Supplied data:
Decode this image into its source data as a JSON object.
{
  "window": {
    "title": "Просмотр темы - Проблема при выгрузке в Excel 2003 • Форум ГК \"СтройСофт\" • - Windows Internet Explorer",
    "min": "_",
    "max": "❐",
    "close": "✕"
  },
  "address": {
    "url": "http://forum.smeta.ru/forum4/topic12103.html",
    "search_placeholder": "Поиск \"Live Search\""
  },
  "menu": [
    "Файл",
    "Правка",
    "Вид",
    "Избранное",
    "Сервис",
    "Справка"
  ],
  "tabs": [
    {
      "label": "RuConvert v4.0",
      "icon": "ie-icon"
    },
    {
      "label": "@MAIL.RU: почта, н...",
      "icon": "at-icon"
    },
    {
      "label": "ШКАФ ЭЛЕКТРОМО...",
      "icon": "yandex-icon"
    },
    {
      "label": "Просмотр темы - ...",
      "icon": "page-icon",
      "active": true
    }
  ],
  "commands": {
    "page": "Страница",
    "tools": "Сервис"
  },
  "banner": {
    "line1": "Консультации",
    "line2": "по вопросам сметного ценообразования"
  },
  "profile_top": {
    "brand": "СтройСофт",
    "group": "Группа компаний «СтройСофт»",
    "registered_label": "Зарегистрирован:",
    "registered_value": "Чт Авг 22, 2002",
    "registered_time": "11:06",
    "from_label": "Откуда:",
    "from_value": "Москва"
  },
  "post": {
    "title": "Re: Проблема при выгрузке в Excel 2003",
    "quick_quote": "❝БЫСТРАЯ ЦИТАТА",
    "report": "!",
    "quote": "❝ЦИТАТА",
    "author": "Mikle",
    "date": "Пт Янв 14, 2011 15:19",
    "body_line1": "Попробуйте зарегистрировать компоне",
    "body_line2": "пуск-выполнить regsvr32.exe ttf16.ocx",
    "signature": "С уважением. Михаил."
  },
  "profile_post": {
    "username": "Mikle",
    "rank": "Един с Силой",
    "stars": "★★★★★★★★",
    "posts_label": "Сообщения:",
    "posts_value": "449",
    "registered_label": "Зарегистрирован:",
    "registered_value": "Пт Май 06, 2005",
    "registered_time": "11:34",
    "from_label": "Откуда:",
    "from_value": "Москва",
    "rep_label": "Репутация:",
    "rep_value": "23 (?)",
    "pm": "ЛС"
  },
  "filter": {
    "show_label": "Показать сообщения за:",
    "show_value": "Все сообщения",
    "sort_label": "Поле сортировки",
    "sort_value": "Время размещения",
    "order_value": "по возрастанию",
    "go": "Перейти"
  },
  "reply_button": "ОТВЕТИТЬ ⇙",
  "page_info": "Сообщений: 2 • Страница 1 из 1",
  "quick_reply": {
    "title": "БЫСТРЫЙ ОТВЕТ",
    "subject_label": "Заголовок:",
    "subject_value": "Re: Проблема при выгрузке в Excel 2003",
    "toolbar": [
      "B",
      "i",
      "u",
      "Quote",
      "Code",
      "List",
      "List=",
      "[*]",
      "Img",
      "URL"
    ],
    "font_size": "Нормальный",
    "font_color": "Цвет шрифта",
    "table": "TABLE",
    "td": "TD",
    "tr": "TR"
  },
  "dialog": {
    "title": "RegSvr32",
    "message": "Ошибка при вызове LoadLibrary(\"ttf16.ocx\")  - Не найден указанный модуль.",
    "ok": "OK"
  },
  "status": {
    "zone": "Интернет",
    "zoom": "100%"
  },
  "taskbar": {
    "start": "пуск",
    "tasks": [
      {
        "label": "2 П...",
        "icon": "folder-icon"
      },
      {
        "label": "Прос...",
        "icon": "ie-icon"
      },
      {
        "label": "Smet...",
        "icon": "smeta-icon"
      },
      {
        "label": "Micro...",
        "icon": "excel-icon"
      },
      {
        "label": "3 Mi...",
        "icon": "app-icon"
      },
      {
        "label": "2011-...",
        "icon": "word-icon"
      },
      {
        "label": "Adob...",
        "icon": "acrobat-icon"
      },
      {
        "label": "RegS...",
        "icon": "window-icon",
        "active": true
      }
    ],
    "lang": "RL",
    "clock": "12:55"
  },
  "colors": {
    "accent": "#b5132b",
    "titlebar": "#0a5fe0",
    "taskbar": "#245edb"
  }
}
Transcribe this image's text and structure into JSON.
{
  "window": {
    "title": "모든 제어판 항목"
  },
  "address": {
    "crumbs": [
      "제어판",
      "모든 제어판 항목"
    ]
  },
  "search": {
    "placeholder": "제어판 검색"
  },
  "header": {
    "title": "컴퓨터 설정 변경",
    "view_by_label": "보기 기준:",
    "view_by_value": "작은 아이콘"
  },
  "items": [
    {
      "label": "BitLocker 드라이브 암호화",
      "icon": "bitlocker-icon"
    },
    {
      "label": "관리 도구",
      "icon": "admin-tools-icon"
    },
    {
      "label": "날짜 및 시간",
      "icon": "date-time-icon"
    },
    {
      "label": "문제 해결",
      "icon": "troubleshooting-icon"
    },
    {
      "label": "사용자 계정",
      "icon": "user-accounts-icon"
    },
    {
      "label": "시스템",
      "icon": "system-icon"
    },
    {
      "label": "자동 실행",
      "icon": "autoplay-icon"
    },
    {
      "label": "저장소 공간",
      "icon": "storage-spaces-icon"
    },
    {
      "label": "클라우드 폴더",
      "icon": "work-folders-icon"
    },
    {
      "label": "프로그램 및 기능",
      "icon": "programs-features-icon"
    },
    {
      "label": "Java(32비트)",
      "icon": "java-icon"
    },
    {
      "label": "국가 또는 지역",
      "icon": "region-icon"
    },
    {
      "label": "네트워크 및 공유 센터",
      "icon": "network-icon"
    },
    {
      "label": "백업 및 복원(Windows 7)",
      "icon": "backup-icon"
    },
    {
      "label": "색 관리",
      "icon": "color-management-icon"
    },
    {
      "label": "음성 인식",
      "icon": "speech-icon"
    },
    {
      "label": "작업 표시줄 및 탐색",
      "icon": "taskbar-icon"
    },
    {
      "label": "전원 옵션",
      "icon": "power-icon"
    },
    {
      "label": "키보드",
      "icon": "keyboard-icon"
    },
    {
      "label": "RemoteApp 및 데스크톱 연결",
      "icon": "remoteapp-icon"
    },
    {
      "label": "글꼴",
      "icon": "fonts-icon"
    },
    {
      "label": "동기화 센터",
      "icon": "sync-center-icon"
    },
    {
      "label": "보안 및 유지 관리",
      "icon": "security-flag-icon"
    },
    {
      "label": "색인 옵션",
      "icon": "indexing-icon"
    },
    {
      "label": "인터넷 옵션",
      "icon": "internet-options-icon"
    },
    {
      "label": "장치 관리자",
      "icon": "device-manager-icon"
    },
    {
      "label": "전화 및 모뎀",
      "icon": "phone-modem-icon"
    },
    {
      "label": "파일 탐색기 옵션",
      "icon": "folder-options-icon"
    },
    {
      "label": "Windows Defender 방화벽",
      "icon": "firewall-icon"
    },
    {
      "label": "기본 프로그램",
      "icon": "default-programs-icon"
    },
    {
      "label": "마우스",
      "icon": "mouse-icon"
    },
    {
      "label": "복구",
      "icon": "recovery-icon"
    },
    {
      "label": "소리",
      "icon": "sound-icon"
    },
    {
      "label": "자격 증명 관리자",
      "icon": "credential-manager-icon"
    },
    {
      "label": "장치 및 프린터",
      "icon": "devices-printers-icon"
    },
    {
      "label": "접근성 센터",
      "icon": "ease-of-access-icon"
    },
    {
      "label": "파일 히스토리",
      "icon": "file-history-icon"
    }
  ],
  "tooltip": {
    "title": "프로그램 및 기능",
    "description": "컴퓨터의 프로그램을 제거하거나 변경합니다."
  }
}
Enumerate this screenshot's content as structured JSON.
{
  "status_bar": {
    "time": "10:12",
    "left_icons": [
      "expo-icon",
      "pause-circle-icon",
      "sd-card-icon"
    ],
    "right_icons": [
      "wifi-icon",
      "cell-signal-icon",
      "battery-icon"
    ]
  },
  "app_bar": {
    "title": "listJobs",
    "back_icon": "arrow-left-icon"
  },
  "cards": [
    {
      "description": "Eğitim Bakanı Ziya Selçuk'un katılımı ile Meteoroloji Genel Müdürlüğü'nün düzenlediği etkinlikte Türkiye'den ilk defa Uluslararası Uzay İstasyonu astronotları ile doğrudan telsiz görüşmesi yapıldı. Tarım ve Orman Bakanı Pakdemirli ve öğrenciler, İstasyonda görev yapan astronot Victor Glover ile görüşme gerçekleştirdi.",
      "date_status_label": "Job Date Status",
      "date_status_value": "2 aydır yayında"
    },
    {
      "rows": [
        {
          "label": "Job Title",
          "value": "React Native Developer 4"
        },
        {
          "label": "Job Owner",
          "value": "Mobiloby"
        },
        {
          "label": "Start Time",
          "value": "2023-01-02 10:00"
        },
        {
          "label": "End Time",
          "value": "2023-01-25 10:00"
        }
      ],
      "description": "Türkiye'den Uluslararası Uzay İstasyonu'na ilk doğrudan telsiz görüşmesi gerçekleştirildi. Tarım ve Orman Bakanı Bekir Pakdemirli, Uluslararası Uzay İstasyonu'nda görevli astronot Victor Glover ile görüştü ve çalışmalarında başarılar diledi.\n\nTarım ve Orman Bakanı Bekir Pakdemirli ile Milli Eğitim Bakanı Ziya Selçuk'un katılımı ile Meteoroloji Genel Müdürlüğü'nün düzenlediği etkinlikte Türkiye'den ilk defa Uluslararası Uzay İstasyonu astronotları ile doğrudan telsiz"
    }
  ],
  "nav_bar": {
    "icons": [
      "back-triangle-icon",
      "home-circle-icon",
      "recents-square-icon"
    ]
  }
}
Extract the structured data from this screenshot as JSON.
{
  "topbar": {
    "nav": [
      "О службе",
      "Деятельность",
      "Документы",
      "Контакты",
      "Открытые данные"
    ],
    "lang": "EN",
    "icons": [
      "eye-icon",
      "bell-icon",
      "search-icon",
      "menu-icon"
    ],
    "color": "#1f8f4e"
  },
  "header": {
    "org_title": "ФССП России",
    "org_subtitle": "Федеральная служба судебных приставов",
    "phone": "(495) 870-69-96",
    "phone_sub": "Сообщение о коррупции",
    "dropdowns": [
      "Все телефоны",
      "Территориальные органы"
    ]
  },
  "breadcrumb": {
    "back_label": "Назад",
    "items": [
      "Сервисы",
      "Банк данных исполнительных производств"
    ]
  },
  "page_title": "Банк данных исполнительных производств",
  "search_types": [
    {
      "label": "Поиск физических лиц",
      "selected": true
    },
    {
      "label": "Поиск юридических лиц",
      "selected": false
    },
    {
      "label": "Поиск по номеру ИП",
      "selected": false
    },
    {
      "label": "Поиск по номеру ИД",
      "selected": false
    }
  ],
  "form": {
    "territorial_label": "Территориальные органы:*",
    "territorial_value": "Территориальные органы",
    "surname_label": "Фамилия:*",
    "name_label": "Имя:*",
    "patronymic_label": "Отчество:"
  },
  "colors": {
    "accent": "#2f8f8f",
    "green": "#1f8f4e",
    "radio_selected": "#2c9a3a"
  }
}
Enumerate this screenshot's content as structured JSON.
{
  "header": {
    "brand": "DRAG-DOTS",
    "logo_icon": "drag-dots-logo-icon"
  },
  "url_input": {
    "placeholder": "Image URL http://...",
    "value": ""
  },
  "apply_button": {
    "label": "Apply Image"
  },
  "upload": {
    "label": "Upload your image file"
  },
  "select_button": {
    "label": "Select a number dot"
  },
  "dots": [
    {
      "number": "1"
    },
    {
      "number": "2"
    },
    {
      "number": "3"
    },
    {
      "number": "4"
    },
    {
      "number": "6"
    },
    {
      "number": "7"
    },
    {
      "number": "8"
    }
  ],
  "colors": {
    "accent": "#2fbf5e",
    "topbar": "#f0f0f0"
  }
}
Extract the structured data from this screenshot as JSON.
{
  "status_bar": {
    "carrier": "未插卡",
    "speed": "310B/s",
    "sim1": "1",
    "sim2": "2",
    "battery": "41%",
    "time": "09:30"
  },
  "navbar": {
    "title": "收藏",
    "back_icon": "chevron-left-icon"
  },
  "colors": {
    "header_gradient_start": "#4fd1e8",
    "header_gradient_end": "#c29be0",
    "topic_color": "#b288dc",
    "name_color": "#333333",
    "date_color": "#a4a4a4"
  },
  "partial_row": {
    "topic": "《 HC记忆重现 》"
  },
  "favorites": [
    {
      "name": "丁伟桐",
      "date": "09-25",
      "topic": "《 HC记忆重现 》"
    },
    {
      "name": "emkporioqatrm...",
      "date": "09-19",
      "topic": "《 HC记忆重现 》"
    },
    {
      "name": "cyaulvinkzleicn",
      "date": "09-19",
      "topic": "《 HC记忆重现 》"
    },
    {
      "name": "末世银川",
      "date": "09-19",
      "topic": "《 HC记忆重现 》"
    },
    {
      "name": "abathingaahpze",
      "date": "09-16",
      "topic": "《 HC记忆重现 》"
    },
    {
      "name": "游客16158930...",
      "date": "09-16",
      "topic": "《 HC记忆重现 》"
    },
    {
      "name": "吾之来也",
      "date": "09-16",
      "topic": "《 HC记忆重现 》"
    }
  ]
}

Exercise aim:
Determine how many lines in the listing above hold the word "Uluslararası", answering with the number only.

Task result:
2